## Exercise description
Copy every entry precisely.

## Dataset entries
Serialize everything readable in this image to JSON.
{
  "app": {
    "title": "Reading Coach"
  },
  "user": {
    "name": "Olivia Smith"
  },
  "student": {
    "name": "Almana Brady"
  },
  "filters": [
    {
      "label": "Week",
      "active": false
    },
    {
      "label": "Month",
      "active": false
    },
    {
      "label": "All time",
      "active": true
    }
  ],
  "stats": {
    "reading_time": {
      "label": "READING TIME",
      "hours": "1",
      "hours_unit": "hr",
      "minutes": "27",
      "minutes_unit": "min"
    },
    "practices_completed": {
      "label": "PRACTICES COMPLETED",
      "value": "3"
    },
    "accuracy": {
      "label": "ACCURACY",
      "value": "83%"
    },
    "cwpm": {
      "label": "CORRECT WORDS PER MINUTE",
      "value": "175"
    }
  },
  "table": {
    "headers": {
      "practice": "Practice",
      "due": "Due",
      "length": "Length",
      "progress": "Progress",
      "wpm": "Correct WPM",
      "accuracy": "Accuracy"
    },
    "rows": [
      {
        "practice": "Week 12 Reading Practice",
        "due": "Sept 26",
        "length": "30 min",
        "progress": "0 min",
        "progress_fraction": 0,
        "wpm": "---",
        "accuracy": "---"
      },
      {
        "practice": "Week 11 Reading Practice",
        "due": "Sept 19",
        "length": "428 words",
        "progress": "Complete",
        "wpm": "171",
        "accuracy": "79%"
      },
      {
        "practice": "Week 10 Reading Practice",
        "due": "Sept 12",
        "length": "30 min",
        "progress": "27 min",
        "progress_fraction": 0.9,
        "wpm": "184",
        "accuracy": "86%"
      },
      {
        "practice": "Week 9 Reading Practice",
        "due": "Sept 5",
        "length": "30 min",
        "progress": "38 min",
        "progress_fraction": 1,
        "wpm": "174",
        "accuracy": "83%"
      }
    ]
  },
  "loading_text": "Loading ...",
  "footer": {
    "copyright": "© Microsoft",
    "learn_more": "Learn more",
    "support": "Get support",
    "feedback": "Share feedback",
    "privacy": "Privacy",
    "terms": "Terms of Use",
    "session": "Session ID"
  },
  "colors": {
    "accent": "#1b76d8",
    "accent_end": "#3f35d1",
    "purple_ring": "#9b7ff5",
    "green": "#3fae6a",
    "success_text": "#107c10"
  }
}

## Worked answer
Serialize everything readable in this image to JSON.
{
  "app": {
    "title": "Reading Coach"
  },
  "user": {
    "name": "Olivia Smith"
  },
  "student": {
    "name": "Almana Brady"
  },
  "filters": [
    {
      "label": "Week",
      "active": false
    },
    {
      "label": "Month",
      "active": false
    },
    {
      "label": "All time",
      "active": true
    }
  ],
  "stats": {
    "reading_time": {
      "label": "READING TIME",
      "hours": "1",
      "hours_unit": "hr",
      "minutes": "27",
      "minutes_unit": "min"
    },
    "practices_completed": {
      "label": "PRACTICES COMPLETED",
      "value": "3"
    },
    "accuracy": {
      "label": "ACCURACY",
      "value": "83%"
    },
    "cwpm": {
      "label": "CORRECT WORDS PER MINUTE",
      "value": "175"
    }
  },
  "table": {
    "headers": {
      "practice": "Practice",
      "due": "Due",
      "length": "Length",
      "progress": "Progress",
      "wpm": "Correct WPM",
      "accuracy": "Accuracy"
    },
    "rows": [
      {
        "practice": "Week 12 Reading Practice",
        "due": "Sept 26",
        "length": "30 min",
        "progress": "0 min",
        "progress_fraction": 0,
        "wpm": "---",
        "accuracy": "---"
      },
      {
        "practice": "Week 11 Reading Practice",
        "due": "Sept 19",
        "length": "428 words",
        "progress": "Complete",
        "wpm": "171",
        "accuracy": "79%"
      },
      {
        "practice": "Week 10 Reading Practice",
        "due": "Sept 12",
        "length": "30 min",
        "progress": "27 min",
        "progress_fraction": 0.9,
        "wpm": "184",
        "accuracy": "86%"
      },
      {
        "practice": "Week 9 Reading Practice",
        "due": "Sept 5",
        "length": "30 min",
        "progress": "38 min",
        "progress_fraction": 1,
        "wpm": "174",
        "accuracy": "83%"
      }
    ]
  },
  "loading_text": "Loading ...",
  "footer": {
    "copyright": "© Microsoft",
    "learn_more": "Learn more",
    "support": "Get support",
    "feedback": "Share feedback",
    "privacy": "Privacy",
    "terms": "Terms of Use",
    "session": "Session ID"
  },
  "colors": {
    "accent": "#1b76d8",
    "accent_end": "#3f35d1",
    "purple_ring": "#9b7ff5",
    "green": "#3fae6a",
    "success_text": "#107c10"
  }
}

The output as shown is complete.